SHORT EXERCISE:
Copy out all lines in the data below containing the string "trình".

ENTRIES SHOWN:
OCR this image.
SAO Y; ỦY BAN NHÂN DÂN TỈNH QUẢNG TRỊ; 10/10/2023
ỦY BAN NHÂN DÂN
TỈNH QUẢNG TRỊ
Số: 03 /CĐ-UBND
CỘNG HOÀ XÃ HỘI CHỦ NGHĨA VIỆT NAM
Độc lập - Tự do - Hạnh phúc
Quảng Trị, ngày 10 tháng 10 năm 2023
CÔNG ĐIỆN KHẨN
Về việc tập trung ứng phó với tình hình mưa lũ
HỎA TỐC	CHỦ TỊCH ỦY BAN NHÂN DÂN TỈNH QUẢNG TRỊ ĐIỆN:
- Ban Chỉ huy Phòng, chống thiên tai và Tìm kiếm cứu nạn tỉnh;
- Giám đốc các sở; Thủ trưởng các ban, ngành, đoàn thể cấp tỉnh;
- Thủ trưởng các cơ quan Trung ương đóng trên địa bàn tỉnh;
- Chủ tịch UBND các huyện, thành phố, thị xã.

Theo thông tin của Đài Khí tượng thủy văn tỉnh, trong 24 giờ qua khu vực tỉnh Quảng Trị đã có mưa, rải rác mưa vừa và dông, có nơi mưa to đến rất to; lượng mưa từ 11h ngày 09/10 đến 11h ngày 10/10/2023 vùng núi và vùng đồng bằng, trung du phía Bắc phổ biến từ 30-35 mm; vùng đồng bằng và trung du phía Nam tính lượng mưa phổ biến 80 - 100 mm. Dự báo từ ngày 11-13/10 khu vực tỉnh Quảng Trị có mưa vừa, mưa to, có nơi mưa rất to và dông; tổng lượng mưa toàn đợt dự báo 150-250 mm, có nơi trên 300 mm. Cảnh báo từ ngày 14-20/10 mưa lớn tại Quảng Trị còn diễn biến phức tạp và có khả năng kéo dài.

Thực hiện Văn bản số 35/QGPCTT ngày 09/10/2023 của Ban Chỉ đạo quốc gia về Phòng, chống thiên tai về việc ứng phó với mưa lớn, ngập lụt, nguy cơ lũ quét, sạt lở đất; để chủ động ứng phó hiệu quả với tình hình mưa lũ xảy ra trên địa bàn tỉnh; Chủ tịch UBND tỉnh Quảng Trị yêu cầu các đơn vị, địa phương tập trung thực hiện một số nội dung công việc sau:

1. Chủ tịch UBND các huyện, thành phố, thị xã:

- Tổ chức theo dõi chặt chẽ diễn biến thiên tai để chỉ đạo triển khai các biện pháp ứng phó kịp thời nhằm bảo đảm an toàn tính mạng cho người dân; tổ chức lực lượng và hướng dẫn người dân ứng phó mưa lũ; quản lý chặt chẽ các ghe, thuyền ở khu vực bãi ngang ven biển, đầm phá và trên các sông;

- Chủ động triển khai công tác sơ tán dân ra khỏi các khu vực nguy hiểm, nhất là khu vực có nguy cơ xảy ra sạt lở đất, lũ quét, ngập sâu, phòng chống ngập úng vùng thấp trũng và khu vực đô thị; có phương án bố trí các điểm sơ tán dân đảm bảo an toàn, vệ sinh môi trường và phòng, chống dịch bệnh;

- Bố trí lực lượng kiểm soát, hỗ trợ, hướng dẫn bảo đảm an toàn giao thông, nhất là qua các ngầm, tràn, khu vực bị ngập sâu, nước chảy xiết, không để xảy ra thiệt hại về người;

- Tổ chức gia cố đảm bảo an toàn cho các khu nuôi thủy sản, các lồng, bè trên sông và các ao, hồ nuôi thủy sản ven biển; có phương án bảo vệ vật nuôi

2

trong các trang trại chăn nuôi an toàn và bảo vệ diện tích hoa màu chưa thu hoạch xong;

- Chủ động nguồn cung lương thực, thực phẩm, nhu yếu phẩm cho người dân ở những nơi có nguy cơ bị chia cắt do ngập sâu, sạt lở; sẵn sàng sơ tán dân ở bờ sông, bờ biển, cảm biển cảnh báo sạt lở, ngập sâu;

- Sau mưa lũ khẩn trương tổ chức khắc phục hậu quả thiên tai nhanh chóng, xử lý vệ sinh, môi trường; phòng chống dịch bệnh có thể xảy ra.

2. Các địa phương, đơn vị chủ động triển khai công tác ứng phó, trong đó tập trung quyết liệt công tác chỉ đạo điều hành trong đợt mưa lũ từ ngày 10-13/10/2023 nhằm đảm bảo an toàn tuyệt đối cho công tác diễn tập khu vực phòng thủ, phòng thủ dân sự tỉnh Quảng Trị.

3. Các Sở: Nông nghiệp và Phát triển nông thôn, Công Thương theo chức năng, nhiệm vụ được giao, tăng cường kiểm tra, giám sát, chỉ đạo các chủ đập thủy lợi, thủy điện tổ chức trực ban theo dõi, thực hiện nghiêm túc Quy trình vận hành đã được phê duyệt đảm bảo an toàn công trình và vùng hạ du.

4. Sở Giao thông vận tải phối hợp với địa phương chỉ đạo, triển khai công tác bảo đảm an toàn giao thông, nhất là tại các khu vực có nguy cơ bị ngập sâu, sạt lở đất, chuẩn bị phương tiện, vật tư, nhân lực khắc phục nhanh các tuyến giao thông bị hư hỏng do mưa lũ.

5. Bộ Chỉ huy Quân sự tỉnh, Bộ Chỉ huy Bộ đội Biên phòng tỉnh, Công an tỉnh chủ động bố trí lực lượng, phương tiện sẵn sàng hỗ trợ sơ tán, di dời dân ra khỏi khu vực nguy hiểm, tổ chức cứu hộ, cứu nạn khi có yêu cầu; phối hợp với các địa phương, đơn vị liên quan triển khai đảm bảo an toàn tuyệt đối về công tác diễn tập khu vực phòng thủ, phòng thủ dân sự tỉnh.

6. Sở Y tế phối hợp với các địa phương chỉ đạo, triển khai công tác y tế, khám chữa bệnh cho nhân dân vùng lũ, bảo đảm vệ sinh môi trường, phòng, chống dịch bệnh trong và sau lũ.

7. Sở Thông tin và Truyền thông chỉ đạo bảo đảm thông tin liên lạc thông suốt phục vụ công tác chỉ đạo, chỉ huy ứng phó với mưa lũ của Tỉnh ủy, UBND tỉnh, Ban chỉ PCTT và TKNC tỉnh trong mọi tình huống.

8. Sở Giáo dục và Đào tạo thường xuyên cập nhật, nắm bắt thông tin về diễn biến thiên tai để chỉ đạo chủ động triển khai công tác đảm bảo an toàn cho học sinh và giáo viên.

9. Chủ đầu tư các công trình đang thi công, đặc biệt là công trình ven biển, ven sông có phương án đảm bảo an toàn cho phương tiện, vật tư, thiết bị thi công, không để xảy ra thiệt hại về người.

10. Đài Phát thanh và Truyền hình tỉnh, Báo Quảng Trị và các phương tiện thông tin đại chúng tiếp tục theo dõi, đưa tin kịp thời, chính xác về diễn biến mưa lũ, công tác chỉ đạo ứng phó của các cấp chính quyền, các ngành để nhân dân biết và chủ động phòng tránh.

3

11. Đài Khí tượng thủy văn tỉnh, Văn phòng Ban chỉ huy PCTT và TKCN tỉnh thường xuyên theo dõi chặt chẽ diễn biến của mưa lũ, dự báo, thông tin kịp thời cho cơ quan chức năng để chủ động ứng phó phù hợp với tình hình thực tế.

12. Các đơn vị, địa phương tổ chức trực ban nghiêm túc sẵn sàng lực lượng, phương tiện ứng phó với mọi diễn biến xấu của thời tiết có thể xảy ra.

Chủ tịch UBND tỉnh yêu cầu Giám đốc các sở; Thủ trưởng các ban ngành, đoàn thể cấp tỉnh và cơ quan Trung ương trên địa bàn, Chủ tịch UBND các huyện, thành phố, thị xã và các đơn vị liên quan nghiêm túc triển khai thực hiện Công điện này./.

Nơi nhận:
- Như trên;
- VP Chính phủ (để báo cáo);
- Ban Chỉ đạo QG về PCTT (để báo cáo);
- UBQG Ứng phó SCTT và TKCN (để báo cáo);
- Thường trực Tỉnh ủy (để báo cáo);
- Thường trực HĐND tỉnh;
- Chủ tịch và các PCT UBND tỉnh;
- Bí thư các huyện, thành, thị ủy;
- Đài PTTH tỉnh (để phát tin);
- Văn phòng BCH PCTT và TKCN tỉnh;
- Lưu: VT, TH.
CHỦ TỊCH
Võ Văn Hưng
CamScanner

RESULT OF THE EXERCISE:
3. Các Sở: Nông nghiệp và Phát triển nông thôn, Công Thương theo chức năng, nhiệm vụ được giao, tăng cường kiểm tra, giám sát, chỉ đạo các chủ đập thủy lợi, thủy điện tổ chức trực ban theo dõi, thực hiện nghiêm túc Quy trình vận hành đã được phê duyệt đảm bảo an toàn công trình và vùng hạ du.
9. Chủ đầu tư các công trình đang thi công, đặc biệt là công trình ven biển, ven sông có phương án đảm bảo an toàn cho phương tiện, vật tư, thiết bị thi công, không để xảy ra thiệt hại về người.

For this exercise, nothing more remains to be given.